[Excerpt provided]

    One of the funniest things about becoming a mom is that I’m often moving in much more conservative/traditional circles than I’m used to, and that people tend to assume (from my mom-hood) that I’m equally conservative/traditional. Which actually means that even the smallest boundary-crossing admission I make these days tends to have a much greater effect than when I was a 20-year-old college student. More bang for the buck, as it were. 🙂

  5. not an attack

    “you both seem to be implying that there’s something…lesser? about casual sex”

    What I’m saying is that it’s not a hobby that I enjoy, period. I’ve tried it, I get bored with it. Or are you implying that my hobbies are somehow lesser? Does the word hobby imply anything more than the word casual?

  6. not an attack

    By the way, your explanation of stepping outside cultural norms helped somewhat. For me, I don’t have to try to do that, being myself is that. There are still edges – intellectual and physical boundaries to push against. I’m still not sure – obviously there are lots and lots and lots of cultural norms you could have chosen to step outside. It seems hardly coincidental that you chose one that would help you fit into hip, liberal 20-something UofC. You didn’t, for example, try fasting every other day.

  7. Mary Anne Mohanraj

    Heh. I think I chose the boundaries I did for a complex set of reasons, but in part because due to my immigrant status, sexuality was already a battleground for me from childhood. When I was in high school, my mother told me she was sending my photo to Sri Lanka to try to set up my arranged marriage; I wasn’t allowed to go to school dances in sixth grade — that kind of thing.

    So you take that kind of early focus on sexuality, and an awareness that my family was setting my boundaries much closer-in than my friends’ families did, which made me question the justice and inherent value of those boundaries early on, since they seemed so arbitrary — and then you add to that my own attraction to non-monogamy (Heinlein’s plural marriages resonated for me long before I started actually dating), and it’s not surprising that I became really interested in sexual boundaries, individual and cultural.

    But I think it’s funny you think the choices I made helped me fit into hip, liberal 20-something U of C. Being bi and poly was definitely not the norm there, not in 1989. There were a few of us who banded together for social support, but for the most part, U of C students barely dated, much less did anything socially or sexually risky. In fact, when I was there, the student population was known for being stunningly politically apathetic for a college campus, and very much focused on academics. That shifts over time, of course. For the most part, being bi and poly in my 20s got me a string of verbal personal attacks, not support or social acceptance. Things may be different for college students today.

[Information given]
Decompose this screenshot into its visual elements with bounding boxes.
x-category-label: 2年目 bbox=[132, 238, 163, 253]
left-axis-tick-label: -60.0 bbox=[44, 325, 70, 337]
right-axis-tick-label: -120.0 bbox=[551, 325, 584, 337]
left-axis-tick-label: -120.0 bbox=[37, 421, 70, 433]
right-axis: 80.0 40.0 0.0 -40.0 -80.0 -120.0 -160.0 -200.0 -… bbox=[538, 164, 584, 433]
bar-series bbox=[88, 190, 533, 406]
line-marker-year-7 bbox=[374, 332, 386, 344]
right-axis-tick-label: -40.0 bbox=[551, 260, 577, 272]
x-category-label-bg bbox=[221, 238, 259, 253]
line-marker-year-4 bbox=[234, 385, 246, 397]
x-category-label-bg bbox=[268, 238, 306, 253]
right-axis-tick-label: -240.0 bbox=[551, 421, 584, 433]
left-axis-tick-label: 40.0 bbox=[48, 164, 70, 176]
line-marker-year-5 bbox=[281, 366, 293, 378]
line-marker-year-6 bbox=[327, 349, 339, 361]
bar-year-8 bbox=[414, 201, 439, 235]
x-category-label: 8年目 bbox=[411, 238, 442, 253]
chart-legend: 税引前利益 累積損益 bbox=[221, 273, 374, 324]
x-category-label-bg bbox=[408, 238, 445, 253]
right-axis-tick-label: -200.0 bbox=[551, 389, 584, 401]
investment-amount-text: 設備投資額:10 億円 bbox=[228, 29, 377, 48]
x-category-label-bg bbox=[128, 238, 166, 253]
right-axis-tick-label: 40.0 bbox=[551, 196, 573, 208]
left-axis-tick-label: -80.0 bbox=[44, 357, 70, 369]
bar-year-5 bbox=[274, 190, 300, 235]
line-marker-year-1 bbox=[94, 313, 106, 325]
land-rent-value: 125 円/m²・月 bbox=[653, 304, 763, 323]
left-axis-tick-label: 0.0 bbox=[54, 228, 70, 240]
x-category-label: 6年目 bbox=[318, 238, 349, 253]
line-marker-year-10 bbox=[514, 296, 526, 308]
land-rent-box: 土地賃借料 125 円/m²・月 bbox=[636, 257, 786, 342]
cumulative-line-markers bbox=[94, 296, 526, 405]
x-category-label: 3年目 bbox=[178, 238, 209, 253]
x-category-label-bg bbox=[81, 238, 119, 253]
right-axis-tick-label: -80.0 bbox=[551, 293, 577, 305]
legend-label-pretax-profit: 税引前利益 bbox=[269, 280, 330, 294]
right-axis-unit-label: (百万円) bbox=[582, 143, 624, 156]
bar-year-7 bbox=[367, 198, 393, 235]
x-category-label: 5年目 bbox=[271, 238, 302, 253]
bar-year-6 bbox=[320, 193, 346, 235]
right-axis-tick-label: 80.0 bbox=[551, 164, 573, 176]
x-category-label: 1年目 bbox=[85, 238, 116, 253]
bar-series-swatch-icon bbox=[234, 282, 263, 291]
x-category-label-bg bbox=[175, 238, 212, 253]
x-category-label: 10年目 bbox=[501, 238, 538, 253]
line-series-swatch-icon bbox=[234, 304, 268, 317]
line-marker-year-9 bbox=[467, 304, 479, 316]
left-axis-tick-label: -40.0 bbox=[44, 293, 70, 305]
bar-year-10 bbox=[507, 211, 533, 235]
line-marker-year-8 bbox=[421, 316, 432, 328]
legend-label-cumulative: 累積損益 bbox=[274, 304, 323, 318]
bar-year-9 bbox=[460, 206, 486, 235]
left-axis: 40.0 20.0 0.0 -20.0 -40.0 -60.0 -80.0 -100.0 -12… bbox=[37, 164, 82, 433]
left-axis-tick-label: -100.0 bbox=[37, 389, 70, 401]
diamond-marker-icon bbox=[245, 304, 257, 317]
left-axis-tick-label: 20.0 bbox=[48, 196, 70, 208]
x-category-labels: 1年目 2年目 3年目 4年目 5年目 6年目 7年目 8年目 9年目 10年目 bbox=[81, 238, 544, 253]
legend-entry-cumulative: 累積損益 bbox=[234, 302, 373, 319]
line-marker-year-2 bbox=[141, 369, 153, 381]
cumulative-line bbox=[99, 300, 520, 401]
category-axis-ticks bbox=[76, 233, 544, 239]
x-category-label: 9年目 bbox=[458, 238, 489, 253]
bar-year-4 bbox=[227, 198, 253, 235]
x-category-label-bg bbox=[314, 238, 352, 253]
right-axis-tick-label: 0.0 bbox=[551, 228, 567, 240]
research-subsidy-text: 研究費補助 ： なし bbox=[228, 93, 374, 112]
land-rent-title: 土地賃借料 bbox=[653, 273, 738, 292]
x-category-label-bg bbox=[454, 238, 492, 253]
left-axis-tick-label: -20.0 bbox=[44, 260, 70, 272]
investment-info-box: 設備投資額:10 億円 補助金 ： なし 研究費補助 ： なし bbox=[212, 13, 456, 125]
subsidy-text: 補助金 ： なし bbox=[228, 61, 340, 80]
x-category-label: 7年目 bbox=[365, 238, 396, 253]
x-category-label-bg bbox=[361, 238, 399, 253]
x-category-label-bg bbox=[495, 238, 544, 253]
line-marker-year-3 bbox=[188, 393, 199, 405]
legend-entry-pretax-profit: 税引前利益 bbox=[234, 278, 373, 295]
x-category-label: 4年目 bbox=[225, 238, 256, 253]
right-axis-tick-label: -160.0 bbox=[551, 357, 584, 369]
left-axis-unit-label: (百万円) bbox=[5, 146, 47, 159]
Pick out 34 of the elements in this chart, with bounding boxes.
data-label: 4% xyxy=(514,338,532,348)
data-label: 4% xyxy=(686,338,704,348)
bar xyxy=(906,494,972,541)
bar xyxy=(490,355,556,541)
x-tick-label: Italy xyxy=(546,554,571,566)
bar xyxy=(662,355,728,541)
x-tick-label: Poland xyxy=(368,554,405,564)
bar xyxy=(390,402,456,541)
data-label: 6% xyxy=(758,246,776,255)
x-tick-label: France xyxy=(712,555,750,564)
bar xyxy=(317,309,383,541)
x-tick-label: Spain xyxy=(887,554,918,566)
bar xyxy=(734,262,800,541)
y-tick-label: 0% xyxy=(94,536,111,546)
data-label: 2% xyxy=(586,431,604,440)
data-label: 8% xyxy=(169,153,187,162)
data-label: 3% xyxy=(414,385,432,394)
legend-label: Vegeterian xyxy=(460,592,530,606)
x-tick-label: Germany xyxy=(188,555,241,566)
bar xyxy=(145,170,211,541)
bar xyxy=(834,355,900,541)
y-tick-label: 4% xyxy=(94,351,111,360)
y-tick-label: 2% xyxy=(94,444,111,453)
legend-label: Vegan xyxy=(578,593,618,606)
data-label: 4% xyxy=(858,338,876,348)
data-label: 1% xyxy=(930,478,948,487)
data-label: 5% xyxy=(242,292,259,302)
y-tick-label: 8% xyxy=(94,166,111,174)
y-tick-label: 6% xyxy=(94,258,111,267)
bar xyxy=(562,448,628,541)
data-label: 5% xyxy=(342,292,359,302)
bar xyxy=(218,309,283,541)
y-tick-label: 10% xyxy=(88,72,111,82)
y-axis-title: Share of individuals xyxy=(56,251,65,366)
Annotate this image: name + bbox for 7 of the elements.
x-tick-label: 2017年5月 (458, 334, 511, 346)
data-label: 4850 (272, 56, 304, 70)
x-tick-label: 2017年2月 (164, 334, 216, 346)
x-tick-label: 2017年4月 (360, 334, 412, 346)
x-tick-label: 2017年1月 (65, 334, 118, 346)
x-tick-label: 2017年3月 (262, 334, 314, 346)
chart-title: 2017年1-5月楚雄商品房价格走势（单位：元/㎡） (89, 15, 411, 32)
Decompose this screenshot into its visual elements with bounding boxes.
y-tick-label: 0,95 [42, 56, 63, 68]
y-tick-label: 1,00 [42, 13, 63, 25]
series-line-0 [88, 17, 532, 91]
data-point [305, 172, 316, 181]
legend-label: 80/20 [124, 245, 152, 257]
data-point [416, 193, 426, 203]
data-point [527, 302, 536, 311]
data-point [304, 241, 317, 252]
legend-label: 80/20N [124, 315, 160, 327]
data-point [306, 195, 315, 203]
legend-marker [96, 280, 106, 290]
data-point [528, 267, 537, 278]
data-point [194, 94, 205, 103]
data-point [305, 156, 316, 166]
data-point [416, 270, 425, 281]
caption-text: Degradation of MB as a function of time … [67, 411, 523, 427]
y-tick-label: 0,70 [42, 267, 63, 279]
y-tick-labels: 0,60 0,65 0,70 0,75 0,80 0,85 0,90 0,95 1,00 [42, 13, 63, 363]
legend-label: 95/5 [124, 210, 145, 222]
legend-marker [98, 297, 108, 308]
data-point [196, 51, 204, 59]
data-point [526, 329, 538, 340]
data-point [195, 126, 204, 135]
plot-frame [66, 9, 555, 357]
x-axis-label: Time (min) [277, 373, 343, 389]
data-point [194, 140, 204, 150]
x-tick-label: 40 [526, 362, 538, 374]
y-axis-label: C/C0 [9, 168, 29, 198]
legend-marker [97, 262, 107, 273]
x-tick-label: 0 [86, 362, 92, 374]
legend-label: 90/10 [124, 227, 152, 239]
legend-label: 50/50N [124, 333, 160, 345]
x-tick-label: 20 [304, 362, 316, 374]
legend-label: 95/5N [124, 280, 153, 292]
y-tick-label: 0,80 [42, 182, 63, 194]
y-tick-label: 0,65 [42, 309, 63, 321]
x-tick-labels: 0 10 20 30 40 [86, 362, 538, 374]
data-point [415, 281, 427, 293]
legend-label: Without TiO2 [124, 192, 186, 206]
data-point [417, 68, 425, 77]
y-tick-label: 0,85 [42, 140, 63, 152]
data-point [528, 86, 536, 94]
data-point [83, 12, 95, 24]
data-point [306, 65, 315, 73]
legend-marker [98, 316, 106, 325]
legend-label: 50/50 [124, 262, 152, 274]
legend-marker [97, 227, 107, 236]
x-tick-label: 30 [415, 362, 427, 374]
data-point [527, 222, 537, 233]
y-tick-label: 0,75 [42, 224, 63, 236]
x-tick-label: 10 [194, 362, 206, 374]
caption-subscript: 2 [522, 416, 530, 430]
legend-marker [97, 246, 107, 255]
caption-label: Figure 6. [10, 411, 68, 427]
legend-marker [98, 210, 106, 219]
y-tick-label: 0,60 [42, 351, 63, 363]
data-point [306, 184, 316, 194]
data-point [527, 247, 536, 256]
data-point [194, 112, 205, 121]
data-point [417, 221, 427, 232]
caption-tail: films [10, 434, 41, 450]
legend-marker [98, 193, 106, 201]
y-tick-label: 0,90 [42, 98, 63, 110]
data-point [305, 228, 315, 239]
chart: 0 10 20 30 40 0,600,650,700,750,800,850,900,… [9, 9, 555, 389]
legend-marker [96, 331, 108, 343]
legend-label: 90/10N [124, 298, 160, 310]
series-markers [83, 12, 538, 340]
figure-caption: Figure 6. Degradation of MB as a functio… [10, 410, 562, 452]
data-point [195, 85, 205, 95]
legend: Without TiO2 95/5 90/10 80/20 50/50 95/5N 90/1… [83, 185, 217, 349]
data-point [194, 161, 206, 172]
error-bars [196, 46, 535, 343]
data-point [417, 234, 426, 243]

[Work task 1]
Answer these questions using the comment thread on sexual boundaries:
(a) What practice does the sixth comment give as an example of a cultural norm the writer did not try to step outside?
(b) In high school, what did Mary Anne Mohanraj's mother say she was doing with Mohanraj's photo?
(c) In what year was being bi and poly "definitely not the norm" at U of C?
[Work task 2]
Pick up the comment thread on sexual boundaries after its final sentence and continue it.

[Final answer 1]
(a) Fasting every other day.
(b) Sending it to Sri Lanka to try to set up Mohanraj's arranged marriage.
(c) 1989.

[Final answer 2]
    Re: the hobby thing — I think it’s the word ‘hobby’ that is striking me as off. I don’t think of casual sex in my life as a hobby. I think of it as a variety of things — sometimes it’s:

    – an extension of friendship
    – a way to touch base with an ex, maybe be a little nostalgic at times
    – a safe place to push a sexual boundary (in a way that might make an establish partner uncomfortable, especially if you know that particular practice is not their kink)
    – etc.

    But calling it a hobby makes it sound like — I don’t know, something like stamp-collecting? It’s not a word I’d use, because it does devalue the practice more than the word ‘casual’ does for me.

    ‘Casual’ for me in this context indicates short-lived, fleeting, etc, as opposed to long-term. But casual still sometimes possesses deep meaning and richness, something that would be a real loss in my life. That’s when I get wistful about, when I realize how long it’s been since I had a partner other than Kevin and Jed. (6-7 years now, I think?) I miss what those brief encounters brought to my life.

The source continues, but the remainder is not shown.